## GIVEN REQUEST
Go through the listing below and list every line with "خدمات".

————

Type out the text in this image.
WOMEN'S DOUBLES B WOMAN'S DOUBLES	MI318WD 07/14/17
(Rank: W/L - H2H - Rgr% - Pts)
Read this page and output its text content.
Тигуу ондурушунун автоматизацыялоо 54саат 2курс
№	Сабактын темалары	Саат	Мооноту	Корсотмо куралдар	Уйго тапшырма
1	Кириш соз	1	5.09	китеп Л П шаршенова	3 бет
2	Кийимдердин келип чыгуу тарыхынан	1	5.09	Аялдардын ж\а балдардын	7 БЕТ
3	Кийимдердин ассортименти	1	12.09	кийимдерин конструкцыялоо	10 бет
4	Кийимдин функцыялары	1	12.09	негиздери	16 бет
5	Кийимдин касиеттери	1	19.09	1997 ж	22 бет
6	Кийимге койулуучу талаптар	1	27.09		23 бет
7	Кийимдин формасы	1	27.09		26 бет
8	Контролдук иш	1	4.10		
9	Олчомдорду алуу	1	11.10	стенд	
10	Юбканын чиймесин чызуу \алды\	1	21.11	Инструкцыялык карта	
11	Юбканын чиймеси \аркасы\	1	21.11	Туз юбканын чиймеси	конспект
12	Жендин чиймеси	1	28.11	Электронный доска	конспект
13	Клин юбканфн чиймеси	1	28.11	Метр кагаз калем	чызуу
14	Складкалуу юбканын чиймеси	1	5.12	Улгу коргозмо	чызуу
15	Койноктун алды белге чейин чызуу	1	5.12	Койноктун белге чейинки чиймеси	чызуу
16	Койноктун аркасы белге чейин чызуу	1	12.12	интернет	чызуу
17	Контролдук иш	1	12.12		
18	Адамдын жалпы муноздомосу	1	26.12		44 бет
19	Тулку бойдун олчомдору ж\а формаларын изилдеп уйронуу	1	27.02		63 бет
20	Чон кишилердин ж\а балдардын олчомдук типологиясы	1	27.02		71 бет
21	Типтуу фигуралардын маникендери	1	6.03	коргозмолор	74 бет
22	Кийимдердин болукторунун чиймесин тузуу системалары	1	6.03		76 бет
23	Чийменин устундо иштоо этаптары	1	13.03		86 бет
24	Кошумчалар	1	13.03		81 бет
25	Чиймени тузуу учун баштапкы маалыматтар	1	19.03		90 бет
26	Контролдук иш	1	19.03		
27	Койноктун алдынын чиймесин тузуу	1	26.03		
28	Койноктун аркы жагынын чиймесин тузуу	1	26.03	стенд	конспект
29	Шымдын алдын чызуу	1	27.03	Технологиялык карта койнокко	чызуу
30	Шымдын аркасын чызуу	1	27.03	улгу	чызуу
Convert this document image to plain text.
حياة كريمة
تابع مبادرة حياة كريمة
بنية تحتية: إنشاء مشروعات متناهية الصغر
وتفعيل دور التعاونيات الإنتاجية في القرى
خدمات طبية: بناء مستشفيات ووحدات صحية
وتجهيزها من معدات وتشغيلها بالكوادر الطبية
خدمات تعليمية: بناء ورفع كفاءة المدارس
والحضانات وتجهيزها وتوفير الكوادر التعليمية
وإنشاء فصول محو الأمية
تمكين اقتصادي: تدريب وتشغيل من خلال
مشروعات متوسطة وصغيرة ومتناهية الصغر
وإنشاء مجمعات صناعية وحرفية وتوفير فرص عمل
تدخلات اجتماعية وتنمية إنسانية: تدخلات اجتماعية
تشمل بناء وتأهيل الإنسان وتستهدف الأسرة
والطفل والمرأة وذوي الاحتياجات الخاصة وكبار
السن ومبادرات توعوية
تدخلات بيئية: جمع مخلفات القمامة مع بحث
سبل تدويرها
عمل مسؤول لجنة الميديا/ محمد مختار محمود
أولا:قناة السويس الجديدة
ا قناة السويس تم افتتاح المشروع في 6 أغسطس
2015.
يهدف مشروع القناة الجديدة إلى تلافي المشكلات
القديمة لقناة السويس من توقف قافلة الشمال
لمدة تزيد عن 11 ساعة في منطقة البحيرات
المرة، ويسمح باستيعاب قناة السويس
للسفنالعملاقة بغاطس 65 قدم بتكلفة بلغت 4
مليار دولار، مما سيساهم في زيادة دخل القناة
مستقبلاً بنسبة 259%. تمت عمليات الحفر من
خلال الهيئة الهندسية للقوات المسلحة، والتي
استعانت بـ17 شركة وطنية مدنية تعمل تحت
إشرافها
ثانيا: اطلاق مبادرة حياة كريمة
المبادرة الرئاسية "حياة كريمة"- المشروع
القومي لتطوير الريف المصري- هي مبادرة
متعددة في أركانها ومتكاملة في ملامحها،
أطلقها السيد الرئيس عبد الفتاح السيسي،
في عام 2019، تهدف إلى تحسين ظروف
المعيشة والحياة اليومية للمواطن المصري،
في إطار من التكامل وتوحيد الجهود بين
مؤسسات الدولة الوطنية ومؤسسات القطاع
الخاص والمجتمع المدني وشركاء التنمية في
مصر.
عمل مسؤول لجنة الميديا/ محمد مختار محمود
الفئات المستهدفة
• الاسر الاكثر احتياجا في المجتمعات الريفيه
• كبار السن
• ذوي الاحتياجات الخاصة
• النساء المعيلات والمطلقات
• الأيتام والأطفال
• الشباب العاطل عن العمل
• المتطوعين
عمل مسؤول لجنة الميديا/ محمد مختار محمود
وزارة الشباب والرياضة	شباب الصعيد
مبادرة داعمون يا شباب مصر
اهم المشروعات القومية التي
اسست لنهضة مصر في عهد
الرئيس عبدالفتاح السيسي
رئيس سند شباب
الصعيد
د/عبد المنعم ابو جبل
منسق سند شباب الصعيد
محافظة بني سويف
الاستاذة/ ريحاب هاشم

————

## EXERCISE RESULT
خدمات طبية: بناء مستشفيات ووحدات صحية
خدمات تعليمية: بناء ورفع كفاءة المدارس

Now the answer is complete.